Projecting the empirical field evidence, it would be reasonable to expect continued precipitate formation near the influent surface of a PRB, ultimately resulting in reduced permeability and bypass of contaminated groundwater around the PRB (or the need for some form of maintenance). However, controlled experimental data indicates that precipitation may have a greater effect on the reactivity of the iron rather than on the hydraulic performance of the PRB. In long-term column tests with dissolved CaCO3 in the influent solution, Zhang and Gillham (2005) observed the formation of aragonite near the influent end of the columns early in the test. With the passage of time, however, the pH near the influent end declined, suggesting reduced iron reactivity; there was no further precipitation in this region. Indeed, Ca2+ and HCO\(_3^ - \) were carried further into the column and precipitated where the iron remained reactive, and the pH values were elevated. Thus, rather than precipitating at the influent to the degree that the iron was substantially impermeable, aragonite was deposited as a moving front that progressed through the column. The results suggested that at about 3 wt % CaCO3, the iron was essentially non-reactive; at this percentage, the permeability was reduced by about half an order of magnitude. Though passivation of the iron is generally considered to be undesirable, it can be advantageous in that it prevents the continued formation of precipitates to the point that the PRB becomes impermeable. Assuming a groundwater velocity of 5 cm/day with a CaCO3 concentration of 100 mg/L and using highly simplified plug-flow assumptions, Zhang and Gillham (2005) suggested that the passivating front would progress through a PRB at a rate of about 1 cm/year; this factor could be readily accommodated in the initial design of a PRB.

Various efforts have been made to develop mathematical models for predicting PRB performance. The initial attempts used geochemical equilibrium models (Schumaker, 1995; Gaveskar et al., 1998; Morrison et al., 2001) to represent the chemical changes occurring within a PRB; more recently, complex reactive transport models have been developed (Mayer et al., 2001; Yabusaki et al., 2001; Li et al., 2005). Though the reactive transport models represent a significant advance over the equilibrium models, the reactivity of the iron is assumed to be constant in all cases. If the observations of Zhang and Gillham (2005) are generally applicable, then the current models are significantly limited in terms of their ability to predict long-term performance.

Work to be completed -
Rewrite the part of the passage on PRB performance that opens with the words containing "Various efforts have" and closes with "predict long-term performance.", replacing "equilibrium models" with "speciation models".

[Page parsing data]
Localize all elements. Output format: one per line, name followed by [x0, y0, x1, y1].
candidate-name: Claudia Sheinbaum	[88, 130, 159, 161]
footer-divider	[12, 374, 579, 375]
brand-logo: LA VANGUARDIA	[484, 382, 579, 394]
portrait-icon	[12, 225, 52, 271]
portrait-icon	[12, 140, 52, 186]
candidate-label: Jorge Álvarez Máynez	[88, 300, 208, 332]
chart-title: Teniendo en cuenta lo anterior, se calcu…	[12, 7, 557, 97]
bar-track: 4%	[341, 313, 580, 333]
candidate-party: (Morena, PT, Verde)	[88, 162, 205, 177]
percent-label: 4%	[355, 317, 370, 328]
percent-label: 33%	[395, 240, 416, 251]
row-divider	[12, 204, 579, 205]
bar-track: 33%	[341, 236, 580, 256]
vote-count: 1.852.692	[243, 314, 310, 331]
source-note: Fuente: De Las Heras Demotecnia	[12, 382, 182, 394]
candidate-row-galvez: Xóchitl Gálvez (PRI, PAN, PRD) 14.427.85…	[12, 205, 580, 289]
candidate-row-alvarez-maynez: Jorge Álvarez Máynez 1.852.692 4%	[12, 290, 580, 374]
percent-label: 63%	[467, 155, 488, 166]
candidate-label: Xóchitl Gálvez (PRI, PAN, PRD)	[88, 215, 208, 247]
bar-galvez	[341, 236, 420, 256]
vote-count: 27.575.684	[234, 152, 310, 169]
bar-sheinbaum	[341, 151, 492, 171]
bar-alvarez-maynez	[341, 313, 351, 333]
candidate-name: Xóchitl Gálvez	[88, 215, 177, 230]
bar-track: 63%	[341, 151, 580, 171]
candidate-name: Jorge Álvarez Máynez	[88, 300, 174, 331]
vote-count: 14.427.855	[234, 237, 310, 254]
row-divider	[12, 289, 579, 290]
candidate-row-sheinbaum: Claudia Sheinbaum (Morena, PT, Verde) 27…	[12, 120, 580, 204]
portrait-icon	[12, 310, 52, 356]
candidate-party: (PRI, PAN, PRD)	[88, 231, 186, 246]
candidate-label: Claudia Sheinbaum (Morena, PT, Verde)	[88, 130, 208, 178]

Expected answer -
Various efforts have been made to develop mathematical models for predicting PRB performance. The initial attempts used geochemical speciation models (Schumaker, 1995; Gaveskar et al., 1998; Morrison et al., 2001) to represent the chemical changes occurring within a PRB; more recently, complex reactive transport models have been developed (Mayer et al., 2001; Yabusaki et al., 2001; Li et al., 2005). Though the reactive transport models represent a significant advance over the speciation models, the reactivity of the iron is assumed to be constant in all cases. If the observations of Zhang and Gillham (2005) are generally applicable, then the current models are significantly limited in terms of their ability to predict long-term performance.